(Stored entries)
● ● ● ● ● ● ●

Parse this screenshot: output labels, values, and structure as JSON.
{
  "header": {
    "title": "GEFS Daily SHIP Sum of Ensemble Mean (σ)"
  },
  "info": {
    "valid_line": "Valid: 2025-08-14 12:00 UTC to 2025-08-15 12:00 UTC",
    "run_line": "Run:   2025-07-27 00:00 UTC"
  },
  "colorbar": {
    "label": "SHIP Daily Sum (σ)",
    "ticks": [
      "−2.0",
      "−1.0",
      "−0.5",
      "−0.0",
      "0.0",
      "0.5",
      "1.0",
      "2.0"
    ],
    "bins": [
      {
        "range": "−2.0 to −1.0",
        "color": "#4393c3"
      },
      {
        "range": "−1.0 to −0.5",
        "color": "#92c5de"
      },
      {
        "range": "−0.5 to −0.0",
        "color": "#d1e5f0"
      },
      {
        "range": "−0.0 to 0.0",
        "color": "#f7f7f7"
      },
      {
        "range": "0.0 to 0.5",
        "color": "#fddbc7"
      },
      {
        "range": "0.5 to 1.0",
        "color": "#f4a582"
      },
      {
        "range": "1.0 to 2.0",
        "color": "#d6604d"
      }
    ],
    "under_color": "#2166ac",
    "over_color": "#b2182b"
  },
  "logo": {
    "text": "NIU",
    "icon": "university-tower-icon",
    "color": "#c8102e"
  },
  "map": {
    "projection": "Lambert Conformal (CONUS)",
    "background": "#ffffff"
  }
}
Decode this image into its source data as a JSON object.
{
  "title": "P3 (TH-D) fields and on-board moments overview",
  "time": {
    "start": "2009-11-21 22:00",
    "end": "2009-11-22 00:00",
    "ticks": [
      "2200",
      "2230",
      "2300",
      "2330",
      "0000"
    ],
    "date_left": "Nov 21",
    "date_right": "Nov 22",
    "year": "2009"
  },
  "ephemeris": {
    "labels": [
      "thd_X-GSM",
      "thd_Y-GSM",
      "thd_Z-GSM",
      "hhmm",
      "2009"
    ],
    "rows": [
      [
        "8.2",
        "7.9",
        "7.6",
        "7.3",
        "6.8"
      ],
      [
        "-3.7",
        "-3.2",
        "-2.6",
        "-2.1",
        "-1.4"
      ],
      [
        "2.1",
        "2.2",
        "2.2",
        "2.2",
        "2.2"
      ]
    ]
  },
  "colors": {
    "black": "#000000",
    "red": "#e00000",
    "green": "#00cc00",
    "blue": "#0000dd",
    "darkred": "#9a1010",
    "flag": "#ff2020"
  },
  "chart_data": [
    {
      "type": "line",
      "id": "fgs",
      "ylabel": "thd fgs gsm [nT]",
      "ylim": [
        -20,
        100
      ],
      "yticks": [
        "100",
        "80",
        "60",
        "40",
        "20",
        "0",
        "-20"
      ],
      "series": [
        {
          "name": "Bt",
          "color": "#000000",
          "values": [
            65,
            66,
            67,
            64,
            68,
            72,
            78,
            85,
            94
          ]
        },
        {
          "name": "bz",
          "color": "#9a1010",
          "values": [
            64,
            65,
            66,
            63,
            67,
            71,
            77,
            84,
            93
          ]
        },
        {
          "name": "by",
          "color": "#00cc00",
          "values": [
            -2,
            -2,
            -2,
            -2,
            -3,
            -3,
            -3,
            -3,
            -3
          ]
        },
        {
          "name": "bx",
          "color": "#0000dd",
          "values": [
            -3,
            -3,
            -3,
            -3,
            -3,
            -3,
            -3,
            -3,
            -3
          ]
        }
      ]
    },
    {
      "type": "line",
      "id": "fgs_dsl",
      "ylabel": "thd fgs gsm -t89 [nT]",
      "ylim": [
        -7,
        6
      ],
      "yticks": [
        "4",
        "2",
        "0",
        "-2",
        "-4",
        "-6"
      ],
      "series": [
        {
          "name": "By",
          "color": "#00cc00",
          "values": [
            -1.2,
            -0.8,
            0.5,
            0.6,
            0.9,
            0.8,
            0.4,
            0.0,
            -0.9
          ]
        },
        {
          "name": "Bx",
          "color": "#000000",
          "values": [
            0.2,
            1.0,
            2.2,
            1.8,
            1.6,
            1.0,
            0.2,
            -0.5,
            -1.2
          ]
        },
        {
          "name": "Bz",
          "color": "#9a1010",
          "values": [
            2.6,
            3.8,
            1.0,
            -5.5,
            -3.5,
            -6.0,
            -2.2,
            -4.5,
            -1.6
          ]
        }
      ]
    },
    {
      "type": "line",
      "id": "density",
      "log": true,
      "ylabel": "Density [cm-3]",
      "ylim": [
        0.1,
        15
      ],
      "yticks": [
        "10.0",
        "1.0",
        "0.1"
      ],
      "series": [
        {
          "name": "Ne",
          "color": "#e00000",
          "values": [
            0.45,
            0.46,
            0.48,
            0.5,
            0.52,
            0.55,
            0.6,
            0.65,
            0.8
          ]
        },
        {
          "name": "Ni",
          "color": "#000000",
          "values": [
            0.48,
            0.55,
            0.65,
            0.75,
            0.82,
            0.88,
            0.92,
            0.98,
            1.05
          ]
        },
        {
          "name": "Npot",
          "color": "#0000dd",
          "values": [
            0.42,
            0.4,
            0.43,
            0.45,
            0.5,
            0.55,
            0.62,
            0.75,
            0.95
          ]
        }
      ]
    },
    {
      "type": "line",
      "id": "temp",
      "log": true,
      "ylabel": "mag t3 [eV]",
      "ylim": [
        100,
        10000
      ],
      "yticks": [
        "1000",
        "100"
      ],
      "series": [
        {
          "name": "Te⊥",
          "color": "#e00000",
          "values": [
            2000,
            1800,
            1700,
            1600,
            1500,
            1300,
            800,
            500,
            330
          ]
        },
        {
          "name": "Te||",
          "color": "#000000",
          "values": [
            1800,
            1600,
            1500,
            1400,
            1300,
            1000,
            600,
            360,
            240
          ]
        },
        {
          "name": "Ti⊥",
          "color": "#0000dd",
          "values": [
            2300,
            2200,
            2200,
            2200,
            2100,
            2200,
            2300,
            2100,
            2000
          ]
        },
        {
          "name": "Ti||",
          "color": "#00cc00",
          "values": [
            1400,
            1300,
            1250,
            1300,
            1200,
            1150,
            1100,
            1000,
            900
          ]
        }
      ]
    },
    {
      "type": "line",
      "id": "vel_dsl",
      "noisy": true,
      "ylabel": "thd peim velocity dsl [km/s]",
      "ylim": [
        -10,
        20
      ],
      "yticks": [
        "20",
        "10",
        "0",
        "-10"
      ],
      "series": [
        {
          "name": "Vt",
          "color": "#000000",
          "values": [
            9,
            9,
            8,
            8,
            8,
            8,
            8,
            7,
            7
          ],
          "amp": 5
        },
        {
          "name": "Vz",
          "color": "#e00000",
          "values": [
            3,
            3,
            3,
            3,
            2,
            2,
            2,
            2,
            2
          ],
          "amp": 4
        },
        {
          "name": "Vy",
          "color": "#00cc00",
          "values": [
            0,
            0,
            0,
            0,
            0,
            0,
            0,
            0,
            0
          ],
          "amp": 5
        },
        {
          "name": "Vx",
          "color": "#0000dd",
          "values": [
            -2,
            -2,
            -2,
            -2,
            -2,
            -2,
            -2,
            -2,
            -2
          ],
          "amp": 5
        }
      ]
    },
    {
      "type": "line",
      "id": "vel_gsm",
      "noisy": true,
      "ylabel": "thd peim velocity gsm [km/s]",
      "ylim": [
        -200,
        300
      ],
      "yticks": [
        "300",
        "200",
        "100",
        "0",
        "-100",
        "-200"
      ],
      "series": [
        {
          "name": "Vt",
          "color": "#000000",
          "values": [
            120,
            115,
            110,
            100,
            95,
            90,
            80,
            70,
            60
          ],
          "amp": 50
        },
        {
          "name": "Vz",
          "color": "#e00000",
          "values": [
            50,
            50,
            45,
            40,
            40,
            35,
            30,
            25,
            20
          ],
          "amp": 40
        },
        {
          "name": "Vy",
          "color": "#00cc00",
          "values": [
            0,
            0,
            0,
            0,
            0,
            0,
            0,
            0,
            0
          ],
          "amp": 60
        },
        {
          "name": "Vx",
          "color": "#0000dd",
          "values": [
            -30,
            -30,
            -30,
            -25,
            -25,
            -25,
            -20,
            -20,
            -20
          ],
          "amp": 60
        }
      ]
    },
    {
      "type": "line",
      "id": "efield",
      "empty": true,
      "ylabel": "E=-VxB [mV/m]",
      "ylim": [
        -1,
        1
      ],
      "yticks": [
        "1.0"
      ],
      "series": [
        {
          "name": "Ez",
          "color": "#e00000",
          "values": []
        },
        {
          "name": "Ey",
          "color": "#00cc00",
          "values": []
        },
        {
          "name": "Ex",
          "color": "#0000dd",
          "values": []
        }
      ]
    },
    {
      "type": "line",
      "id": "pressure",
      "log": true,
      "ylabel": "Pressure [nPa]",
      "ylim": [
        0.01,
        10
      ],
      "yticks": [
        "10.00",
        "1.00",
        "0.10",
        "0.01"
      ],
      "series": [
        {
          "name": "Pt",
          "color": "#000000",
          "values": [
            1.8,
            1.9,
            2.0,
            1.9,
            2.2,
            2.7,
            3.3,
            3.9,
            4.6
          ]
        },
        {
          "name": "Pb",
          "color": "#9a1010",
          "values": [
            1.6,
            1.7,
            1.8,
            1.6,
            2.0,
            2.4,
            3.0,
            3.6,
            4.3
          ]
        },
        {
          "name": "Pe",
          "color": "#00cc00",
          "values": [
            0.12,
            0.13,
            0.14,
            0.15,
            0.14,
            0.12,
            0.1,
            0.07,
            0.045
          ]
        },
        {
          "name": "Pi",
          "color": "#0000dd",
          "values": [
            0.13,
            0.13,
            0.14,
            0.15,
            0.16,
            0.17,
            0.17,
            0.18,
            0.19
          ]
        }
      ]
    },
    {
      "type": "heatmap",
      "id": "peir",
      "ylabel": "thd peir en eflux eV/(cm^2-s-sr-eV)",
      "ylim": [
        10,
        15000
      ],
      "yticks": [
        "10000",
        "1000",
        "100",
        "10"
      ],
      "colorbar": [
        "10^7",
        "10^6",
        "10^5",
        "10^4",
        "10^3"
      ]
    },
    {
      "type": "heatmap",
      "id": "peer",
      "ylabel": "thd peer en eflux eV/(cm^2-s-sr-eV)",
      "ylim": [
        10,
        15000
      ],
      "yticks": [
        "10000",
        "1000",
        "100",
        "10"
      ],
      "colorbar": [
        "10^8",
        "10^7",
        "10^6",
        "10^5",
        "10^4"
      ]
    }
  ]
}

● ● ● ● ● ● ●

▶ [GOAL OF THE EXERCISE]
From the entries above, extract every line where the word "peir" appears.

▶ [ANSWER]
      "id": "peir",
      "ylabel": "thd peir en eflux eV/(cm^2-s-sr-eV)",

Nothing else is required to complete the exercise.